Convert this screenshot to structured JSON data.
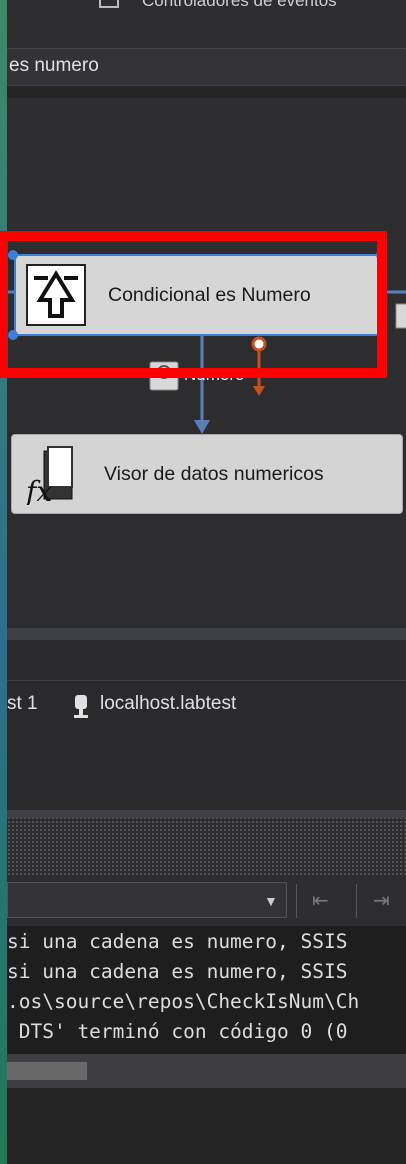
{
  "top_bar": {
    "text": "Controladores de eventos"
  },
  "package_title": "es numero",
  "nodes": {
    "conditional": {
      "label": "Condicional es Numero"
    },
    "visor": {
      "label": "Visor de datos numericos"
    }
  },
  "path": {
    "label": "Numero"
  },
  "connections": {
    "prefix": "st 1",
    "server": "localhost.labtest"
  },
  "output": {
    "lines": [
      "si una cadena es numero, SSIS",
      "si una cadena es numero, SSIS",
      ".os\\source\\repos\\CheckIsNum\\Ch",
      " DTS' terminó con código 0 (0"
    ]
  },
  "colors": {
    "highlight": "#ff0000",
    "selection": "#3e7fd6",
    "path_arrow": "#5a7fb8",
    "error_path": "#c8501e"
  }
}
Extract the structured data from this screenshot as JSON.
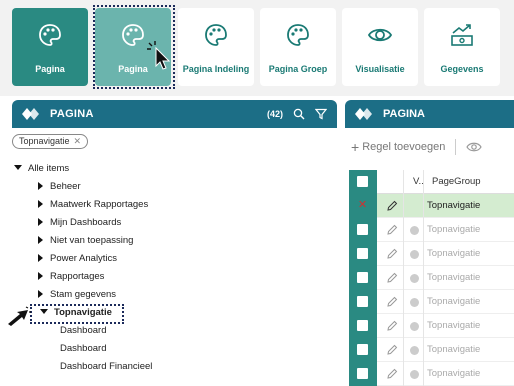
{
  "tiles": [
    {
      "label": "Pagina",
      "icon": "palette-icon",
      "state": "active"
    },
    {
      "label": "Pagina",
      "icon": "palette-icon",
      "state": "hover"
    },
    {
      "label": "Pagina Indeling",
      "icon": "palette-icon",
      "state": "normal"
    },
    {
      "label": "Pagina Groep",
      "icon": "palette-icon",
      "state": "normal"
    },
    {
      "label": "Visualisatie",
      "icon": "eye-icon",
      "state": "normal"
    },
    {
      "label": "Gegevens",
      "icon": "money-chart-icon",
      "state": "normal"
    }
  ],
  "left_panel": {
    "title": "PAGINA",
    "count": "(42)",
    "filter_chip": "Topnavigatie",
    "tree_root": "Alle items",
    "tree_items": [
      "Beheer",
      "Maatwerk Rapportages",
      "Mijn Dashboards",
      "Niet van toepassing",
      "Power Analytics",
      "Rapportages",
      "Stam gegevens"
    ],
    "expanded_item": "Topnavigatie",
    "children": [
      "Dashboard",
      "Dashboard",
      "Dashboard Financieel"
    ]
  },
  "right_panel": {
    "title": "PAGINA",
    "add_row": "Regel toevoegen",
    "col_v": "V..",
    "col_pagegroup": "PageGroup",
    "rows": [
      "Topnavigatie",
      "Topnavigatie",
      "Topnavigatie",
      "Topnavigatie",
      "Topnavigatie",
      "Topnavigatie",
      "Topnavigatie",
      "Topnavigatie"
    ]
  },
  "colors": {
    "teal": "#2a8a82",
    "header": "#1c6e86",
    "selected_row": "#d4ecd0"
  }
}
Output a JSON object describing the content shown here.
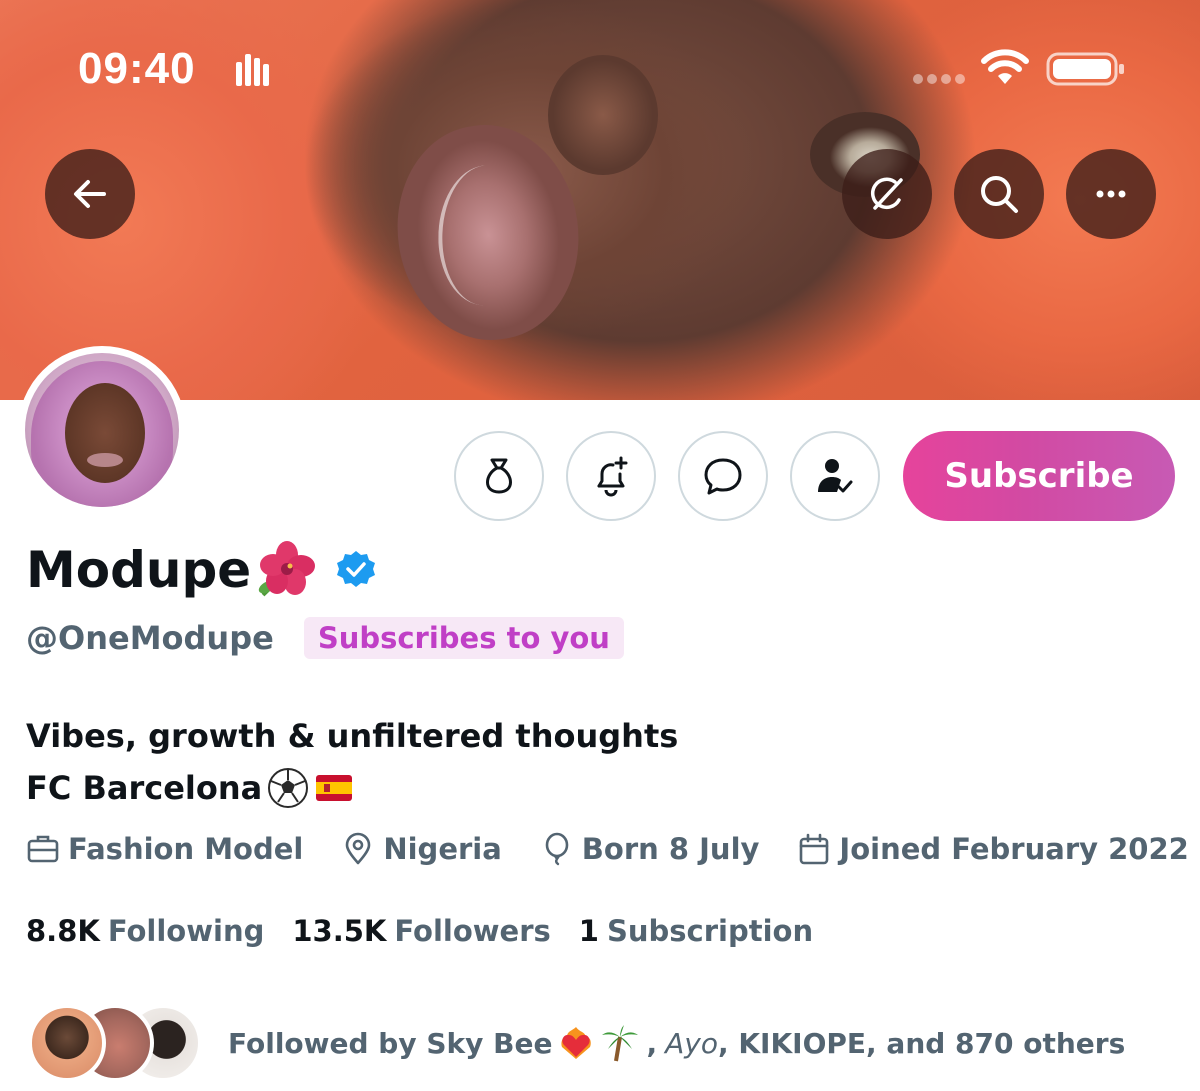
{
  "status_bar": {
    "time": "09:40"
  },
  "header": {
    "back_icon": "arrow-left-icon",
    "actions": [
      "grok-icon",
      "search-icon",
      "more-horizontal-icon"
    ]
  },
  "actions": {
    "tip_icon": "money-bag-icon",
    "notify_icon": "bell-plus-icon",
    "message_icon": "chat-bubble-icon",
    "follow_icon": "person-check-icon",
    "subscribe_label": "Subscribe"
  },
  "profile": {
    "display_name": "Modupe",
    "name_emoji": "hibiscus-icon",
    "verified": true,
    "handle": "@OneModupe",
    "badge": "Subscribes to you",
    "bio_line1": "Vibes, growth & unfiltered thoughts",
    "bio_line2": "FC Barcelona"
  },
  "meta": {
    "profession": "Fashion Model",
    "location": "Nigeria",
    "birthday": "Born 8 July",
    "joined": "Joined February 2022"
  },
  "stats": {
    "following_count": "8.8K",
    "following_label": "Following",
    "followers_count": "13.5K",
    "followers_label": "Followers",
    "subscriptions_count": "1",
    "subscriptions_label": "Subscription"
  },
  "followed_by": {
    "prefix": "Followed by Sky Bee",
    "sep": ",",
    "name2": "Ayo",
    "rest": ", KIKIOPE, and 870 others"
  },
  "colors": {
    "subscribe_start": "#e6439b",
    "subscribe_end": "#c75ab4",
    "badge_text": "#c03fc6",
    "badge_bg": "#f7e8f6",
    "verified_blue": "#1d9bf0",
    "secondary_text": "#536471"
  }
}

+--

**Request**. Using the records above, output their complete text exactly, minus any images.

**Task response**.
Convert this screenshot to structured JSON data.
{
  "top_bar": {
    "text": "Controladores de eventos"
  },
  "package_title": "es numero",
  "nodes": {
    "conditional": {
      "label": "Condicional es Numero"
    },
    "visor": {
      "label": "Visor de datos numericos"
    }
  },
  "path": {
    "label": "Numero"
  },
  "connections": {
    "prefix": "st 1",
    "server": "localhost.labtest"
  },
  "output": {
    "lines": [
      "si una cadena es numero, SSIS",
      "si una cadena es numero, SSIS",
      ".os\\source\\repos\\CheckIsNum\\Ch",
      " DTS' terminó con código 0 (0"
    ]
  },
  "colors": {
    "highlight": "#ff0000",
    "selection": "#3e7fd6",
    "path_arrow": "#5a7fb8",
    "error_path": "#c8501e"
  }
}
Extract the structured data from this screenshot as JSON.
{
  "tiles": [
    {
      "label": "Pagina",
      "icon": "palette-icon",
      "state": "active"
    },
    {
      "label": "Pagina",
      "icon": "palette-icon",
      "state": "hover"
    },
    {
      "label": "Pagina Indeling",
      "icon": "palette-icon",
      "state": "normal"
    },
    {
      "label": "Pagina Groep",
      "icon": "palette-icon",
      "state": "normal"
    },
    {
      "label": "Visualisatie",
      "icon": "eye-icon",
      "state": "normal"
    },
    {
      "label": "Gegevens",
      "icon": "money-chart-icon",
      "state": "normal"
    }
  ],
  "left_panel": {
    "title": "PAGINA",
    "count": "(42)",
    "filter_chip": "Topnavigatie",
    "tree_root": "Alle items",
    "tree_items": [
      "Beheer",
      "Maatwerk Rapportages",
      "Mijn Dashboards",
      "Niet van toepassing",
      "Power Analytics",
      "Rapportages",
      "Stam gegevens"
    ],
    "expanded_item": "Topnavigatie",
    "children": [
      "Dashboard",
      "Dashboard",
      "Dashboard Financieel"
    ]
  },
  "right_panel": {
    "title": "PAGINA",
    "add_row": "Regel toevoegen",
    "col_v": "V..",
    "col_pagegroup": "PageGroup",
    "rows": [
      "Topnavigatie",
      "Topnavigatie",
      "Topnavigatie",
      "Topnavigatie",
      "Topnavigatie",
      "Topnavigatie",
      "Topnavigatie",
      "Topnavigatie"
    ]
  },
  "colors": {
    "teal": "#2a8a82",
    "header": "#1c6e86",
    "selected_row": "#d4ecd0"
  }
}
Output a JSON object describing the content shown here.
{
  "status_bar": {
    "time": "09:40"
  },
  "header": {
    "back_icon": "arrow-left-icon",
    "actions": [
      "grok-icon",
      "search-icon",
      "more-horizontal-icon"
    ]
  },
  "actions": {
    "tip_icon": "money-bag-icon",
    "notify_icon": "bell-plus-icon",
    "message_icon": "chat-bubble-icon",
    "follow_icon": "person-check-icon",
    "subscribe_label": "Subscribe"
  },
  "profile": {
    "display_name": "Modupe",
    "name_emoji": "hibiscus-icon",
    "verified": true,
    "handle": "@OneModupe",
    "badge": "Subscribes to you",
    "bio_line1": "Vibes, growth & unfiltered thoughts",
    "bio_line2": "FC Barcelona"
  },
  "meta": {
    "profession": "Fashion Model",
    "location": "Nigeria",
    "birthday": "Born 8 July",
    "joined": "Joined February 2022"
  },
  "stats": {
    "following_count": "8.8K",
    "following_label": "Following",
    "followers_count": "13.5K",
    "followers_label": "Followers",
    "subscriptions_count": "1",
    "subscriptions_label": "Subscription"
  },
  "followed_by": {
    "prefix": "Followed by Sky Bee",
    "sep": ",",
    "name2": "Ayo",
    "rest": ", KIKIOPE, and 870 others"
  },
  "colors": {
    "subscribe_start": "#e6439b",
    "subscribe_end": "#c75ab4",
    "badge_text": "#c03fc6",
    "badge_bg": "#f7e8f6",
    "verified_blue": "#1d9bf0",
    "secondary_text": "#536471"
  }
}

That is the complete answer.